__Data entries__
┄┄┄┄┄┄┄┄┄┄┄┄┄┄┄┄┄┄┄┄

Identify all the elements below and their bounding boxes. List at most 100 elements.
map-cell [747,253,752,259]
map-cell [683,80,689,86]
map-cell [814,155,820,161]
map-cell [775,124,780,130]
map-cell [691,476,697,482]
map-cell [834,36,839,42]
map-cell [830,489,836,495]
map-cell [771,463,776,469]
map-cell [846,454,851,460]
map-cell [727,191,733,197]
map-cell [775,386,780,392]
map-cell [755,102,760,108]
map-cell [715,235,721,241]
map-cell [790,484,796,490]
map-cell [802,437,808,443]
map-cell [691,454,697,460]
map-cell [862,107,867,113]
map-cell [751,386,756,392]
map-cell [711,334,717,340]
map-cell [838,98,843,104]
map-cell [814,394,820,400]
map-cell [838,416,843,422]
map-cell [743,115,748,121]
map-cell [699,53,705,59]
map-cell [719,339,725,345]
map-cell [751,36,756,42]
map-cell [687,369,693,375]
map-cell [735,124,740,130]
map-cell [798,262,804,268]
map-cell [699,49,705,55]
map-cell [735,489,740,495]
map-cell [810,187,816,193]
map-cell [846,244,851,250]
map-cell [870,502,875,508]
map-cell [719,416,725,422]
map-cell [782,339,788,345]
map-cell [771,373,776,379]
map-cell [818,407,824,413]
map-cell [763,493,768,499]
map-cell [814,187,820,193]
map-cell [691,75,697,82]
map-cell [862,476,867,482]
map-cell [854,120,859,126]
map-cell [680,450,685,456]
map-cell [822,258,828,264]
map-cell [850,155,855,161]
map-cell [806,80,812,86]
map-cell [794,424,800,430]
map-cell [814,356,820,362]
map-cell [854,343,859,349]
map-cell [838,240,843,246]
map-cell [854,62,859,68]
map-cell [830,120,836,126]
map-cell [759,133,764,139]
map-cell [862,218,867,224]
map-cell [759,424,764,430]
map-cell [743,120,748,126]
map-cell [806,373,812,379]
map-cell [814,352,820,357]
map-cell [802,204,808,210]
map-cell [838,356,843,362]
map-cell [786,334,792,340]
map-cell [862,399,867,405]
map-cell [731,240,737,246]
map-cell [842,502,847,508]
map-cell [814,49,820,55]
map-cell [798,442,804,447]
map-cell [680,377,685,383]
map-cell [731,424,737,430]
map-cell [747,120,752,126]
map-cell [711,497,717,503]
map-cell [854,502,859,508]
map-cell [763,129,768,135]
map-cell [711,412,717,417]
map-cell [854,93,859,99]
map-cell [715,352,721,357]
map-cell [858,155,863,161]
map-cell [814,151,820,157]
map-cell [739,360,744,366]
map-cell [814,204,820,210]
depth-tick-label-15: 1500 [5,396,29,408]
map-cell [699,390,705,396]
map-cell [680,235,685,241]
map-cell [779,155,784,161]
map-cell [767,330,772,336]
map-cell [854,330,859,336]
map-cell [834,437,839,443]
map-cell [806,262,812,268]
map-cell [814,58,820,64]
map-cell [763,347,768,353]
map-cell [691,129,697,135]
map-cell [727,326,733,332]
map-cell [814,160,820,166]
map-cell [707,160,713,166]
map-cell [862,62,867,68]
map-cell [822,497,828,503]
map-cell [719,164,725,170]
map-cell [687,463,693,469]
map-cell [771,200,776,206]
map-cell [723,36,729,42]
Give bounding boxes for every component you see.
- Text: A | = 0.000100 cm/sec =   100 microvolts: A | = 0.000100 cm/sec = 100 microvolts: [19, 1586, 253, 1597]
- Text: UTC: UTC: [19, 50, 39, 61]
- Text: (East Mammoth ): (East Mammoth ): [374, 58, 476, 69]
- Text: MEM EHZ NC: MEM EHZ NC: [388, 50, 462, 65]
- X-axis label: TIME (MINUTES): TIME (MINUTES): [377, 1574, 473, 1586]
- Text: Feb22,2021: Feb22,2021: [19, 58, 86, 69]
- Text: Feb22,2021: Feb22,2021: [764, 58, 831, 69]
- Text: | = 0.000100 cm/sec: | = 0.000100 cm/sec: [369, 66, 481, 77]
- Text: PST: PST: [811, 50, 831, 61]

┄┄┄┄┄┄┄┄┄┄┄┄┄┄┄┄┄┄┄┄

Can you retype every line of the listing above, character for character, with nothing altered?

__Task response__
Identify all the elements below and their bounding boxes. List at most 100 elements.
map-cell [747,253,752,259]
map-cell [683,80,689,86]
map-cell [814,155,820,161]
map-cell [775,124,780,130]
map-cell [691,476,697,482]
map-cell [834,36,839,42]
map-cell [830,489,836,495]
map-cell [771,463,776,469]
map-cell [846,454,851,460]
map-cell [727,191,733,197]
map-cell [775,386,780,392]
map-cell [755,102,760,108]
map-cell [715,235,721,241]
map-cell [790,484,796,490]
map-cell [802,437,808,443]
map-cell [691,454,697,460]
map-cell [862,107,867,113]
map-cell [751,386,756,392]
map-cell [711,334,717,340]
map-cell [838,98,843,104]
map-cell [814,394,820,400]
map-cell [838,416,843,422]
map-cell [743,115,748,121]
map-cell [699,53,705,59]
map-cell [719,339,725,345]
map-cell [751,36,756,42]
map-cell [687,369,693,375]
map-cell [735,124,740,130]
map-cell [798,262,804,268]
map-cell [699,49,705,55]
map-cell [735,489,740,495]
map-cell [810,187,816,193]
map-cell [846,244,851,250]
map-cell [870,502,875,508]
map-cell [719,416,725,422]
map-cell [782,339,788,345]
map-cell [771,373,776,379]
map-cell [818,407,824,413]
map-cell [763,493,768,499]
map-cell [814,187,820,193]
map-cell [691,75,697,82]
map-cell [862,476,867,482]
map-cell [854,120,859,126]
map-cell [680,450,685,456]
map-cell [822,258,828,264]
map-cell [850,155,855,161]
map-cell [806,80,812,86]
map-cell [794,424,800,430]
map-cell [814,356,820,362]
map-cell [854,343,859,349]
map-cell [838,240,843,246]
map-cell [854,62,859,68]
map-cell [830,120,836,126]
map-cell [759,133,764,139]
map-cell [862,218,867,224]
map-cell [759,424,764,430]
map-cell [743,120,748,126]
map-cell [806,373,812,379]
map-cell [814,352,820,357]
map-cell [802,204,808,210]
map-cell [838,356,843,362]
map-cell [786,334,792,340]
map-cell [862,399,867,405]
map-cell [731,240,737,246]
map-cell [842,502,847,508]
map-cell [814,49,820,55]
map-cell [798,442,804,447]
map-cell [680,377,685,383]
map-cell [731,424,737,430]
map-cell [747,120,752,126]
map-cell [711,497,717,503]
map-cell [854,502,859,508]
map-cell [763,129,768,135]
map-cell [711,412,717,417]
map-cell [854,93,859,99]
map-cell [715,352,721,357]
map-cell [858,155,863,161]
map-cell [814,151,820,157]
map-cell [739,360,744,366]
map-cell [814,204,820,210]
depth-tick-label-15: 1500 [5,396,29,408]
map-cell [699,390,705,396]
map-cell [680,235,685,241]
map-cell [779,155,784,161]
map-cell [767,330,772,336]
map-cell [854,330,859,336]
map-cell [834,437,839,443]
map-cell [806,262,812,268]
map-cell [814,58,820,64]
map-cell [763,347,768,353]
map-cell [691,129,697,135]
map-cell [727,326,733,332]
map-cell [814,160,820,166]
map-cell [707,160,713,166]
map-cell [862,62,867,68]
map-cell [822,497,828,503]
map-cell [719,164,725,170]
map-cell [687,463,693,469]
map-cell [771,200,776,206]
map-cell [723,36,729,42]
Give bounding boxes for every component you see.
- Text: A | = 0.000100 cm/sec =   100 microvolts: A | = 0.000100 cm/sec = 100 microvolts: [19, 1586, 253, 1597]
- Text: UTC: UTC: [19, 50, 39, 61]
- Text: (East Mammoth ): (East Mammoth ): [374, 58, 476, 69]
- Text: MEM EHZ NC: MEM EHZ NC: [388, 50, 462, 65]
- X-axis label: TIME (MINUTES): TIME (MINUTES): [377, 1574, 473, 1586]
- Text: Feb22,2021: Feb22,2021: [19, 58, 86, 69]
- Text: Feb22,2021: Feb22,2021: [764, 58, 831, 69]
- Text: | = 0.000100 cm/sec: | = 0.000100 cm/sec: [369, 66, 481, 77]
- Text: PST: PST: [811, 50, 831, 61]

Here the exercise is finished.